Instruction: Would you extract the whole listing below and retype it exactly?

(Figure record listings)
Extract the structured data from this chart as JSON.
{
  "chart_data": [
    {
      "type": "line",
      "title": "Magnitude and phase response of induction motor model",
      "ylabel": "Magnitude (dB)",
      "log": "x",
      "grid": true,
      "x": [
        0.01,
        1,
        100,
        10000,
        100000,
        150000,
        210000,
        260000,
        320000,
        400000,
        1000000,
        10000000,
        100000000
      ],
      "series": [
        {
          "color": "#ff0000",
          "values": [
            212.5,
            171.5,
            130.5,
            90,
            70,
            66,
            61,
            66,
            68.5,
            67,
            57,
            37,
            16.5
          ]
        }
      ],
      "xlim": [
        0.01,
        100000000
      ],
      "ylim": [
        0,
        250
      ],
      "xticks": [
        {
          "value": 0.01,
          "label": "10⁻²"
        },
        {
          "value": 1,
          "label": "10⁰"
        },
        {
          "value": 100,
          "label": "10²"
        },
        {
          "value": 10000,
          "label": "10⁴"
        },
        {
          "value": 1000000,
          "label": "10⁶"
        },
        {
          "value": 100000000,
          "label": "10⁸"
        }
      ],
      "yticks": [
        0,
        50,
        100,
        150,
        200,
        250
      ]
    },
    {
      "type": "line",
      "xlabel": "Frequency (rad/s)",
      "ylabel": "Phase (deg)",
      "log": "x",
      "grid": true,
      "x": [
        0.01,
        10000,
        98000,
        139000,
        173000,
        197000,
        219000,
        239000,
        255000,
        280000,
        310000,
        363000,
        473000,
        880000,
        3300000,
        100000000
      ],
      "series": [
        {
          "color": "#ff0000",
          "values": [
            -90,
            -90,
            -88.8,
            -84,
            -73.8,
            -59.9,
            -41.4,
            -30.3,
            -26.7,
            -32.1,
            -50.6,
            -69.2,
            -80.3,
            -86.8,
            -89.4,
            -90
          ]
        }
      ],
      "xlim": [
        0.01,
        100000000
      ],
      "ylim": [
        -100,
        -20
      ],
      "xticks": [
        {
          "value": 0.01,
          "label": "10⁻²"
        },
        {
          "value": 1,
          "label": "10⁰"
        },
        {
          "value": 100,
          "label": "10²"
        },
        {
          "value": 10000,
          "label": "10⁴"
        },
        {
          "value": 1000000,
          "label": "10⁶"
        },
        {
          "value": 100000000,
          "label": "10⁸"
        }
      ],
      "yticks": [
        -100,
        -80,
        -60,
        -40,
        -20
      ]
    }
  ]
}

Final answer:
Extract the structured data from this chart as JSON.
{
  "chart_data": [
    {
      "type": "line",
      "title": "Magnitude and phase response of induction motor model",
      "ylabel": "Magnitude (dB)",
      "log": "x",
      "grid": true,
      "x": [
        0.01,
        1,
        100,
        10000,
        100000,
        150000,
        210000,
        260000,
        320000,
        400000,
        1000000,
        10000000,
        100000000
      ],
      "series": [
        {
          "color": "#ff0000",
          "values": [
            212.5,
            171.5,
            130.5,
            90,
            70,
            66,
            61,
            66,
            68.5,
            67,
            57,
            37,
            16.5
          ]
        }
      ],
      "xlim": [
        0.01,
        100000000
      ],
      "ylim": [
        0,
        250
      ],
      "xticks": [
        {
          "value": 0.01,
          "label": "10⁻²"
        },
        {
          "value": 1,
          "label": "10⁰"
        },
        {
          "value": 100,
          "label": "10²"
        },
        {
          "value": 10000,
          "label": "10⁴"
        },
        {
          "value": 1000000,
          "label": "10⁶"
        },
        {
          "value": 100000000,
          "label": "10⁸"
        }
      ],
      "yticks": [
        0,
        50,
        100,
        150,
        200,
        250
      ]
    },
    {
      "type": "line",
      "xlabel": "Frequency (rad/s)",
      "ylabel": "Phase (deg)",
      "log": "x",
      "grid": true,
      "x": [
        0.01,
        10000,
        98000,
        139000,
        173000,
        197000,
        219000,
        239000,
        255000,
        280000,
        310000,
        363000,
        473000,
        880000,
        3300000,
        100000000
      ],
      "series": [
        {
          "color": "#ff0000",
          "values": [
            -90,
            -90,
            -88.8,
            -84,
            -73.8,
            -59.9,
            -41.4,
            -30.3,
            -26.7,
            -32.1,
            -50.6,
            -69.2,
            -80.3,
            -86.8,
            -89.4,
            -90
          ]
        }
      ],
      "xlim": [
        0.01,
        100000000
      ],
      "ylim": [
        -100,
        -20
      ],
      "xticks": [
        {
          "value": 0.01,
          "label": "10⁻²"
        },
        {
          "value": 1,
          "label": "10⁰"
        },
        {
          "value": 100,
          "label": "10²"
        },
        {
          "value": 10000,
          "label": "10⁴"
        },
        {
          "value": 1000000,
          "label": "10⁶"
        },
        {
          "value": 100000000,
          "label": "10⁸"
        }
      ],
      "yticks": [
        -100,
        -80,
        -60,
        -40,
        -20
      ]
    }
  ]
}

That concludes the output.